WORK TO COMPLETE: Without the pictures, write out all the lines below exactly as they appear.

--- START SUPPLIED ENTRIES ---

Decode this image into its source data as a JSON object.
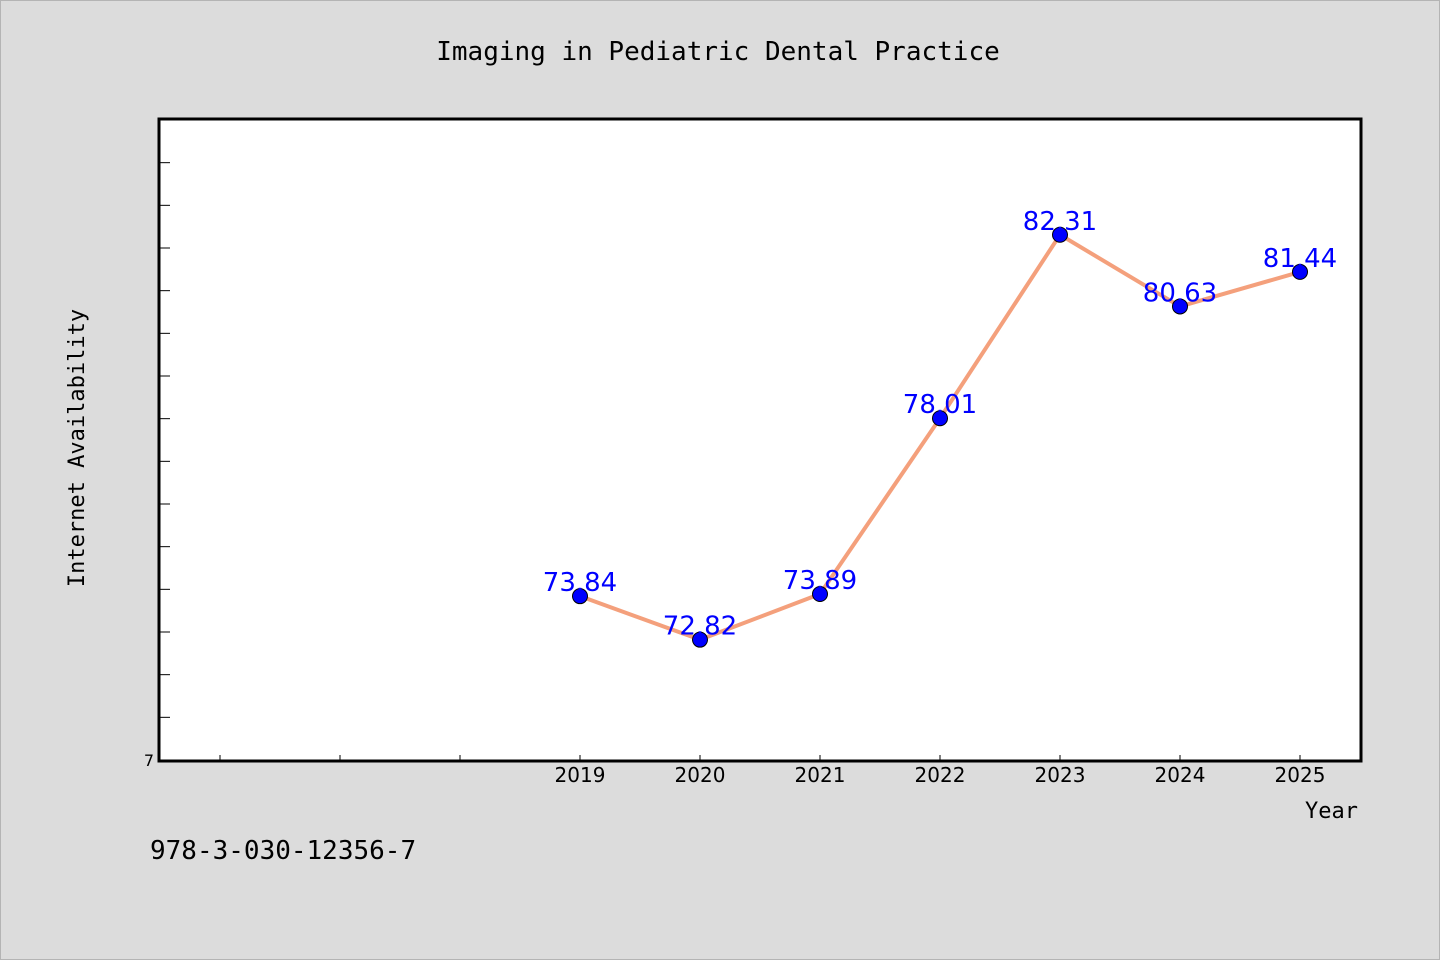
{
  "chart_data": {
    "type": "line",
    "title": "Imaging in Pediatric Dental Practice",
    "xlabel": "Year",
    "ylabel": "Internet Availability",
    "y_tick_labels": [
      "7"
    ],
    "ylim": [
      70,
      85
    ],
    "x": [
      "2019",
      "2020",
      "2021",
      "2022",
      "2023",
      "2024",
      "2025"
    ],
    "xlim_extra_ticks_left": 3,
    "series": [
      {
        "values": [
          73.84,
          72.82,
          73.89,
          78.01,
          82.31,
          80.63,
          81.44
        ],
        "labels": [
          "73.84",
          "72.82",
          "73.89",
          "78.01",
          "82.31",
          "80.63",
          "81.44"
        ],
        "line_color": "#f4a07c",
        "marker_color": "#0000ff",
        "label_color": "#0000ff"
      }
    ],
    "grid": false,
    "legend": "none"
  },
  "footer": {
    "isbn": "978-3-030-12356-7"
  }
}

--- END SUPPLIED ENTRIES ---

THE RESPONSE:
Decode this image into its source data as a JSON object.
{
  "chart_data": {
    "type": "line",
    "title": "Imaging in Pediatric Dental Practice",
    "xlabel": "Year",
    "ylabel": "Internet Availability",
    "y_tick_labels": [
      "7"
    ],
    "ylim": [
      70,
      85
    ],
    "x": [
      "2019",
      "2020",
      "2021",
      "2022",
      "2023",
      "2024",
      "2025"
    ],
    "xlim_extra_ticks_left": 3,
    "series": [
      {
        "values": [
          73.84,
          72.82,
          73.89,
          78.01,
          82.31,
          80.63,
          81.44
        ],
        "labels": [
          "73.84",
          "72.82",
          "73.89",
          "78.01",
          "82.31",
          "80.63",
          "81.44"
        ],
        "line_color": "#f4a07c",
        "marker_color": "#0000ff",
        "label_color": "#0000ff"
      }
    ],
    "grid": false,
    "legend": "none"
  },
  "footer": {
    "isbn": "978-3-030-12356-7"
  }
}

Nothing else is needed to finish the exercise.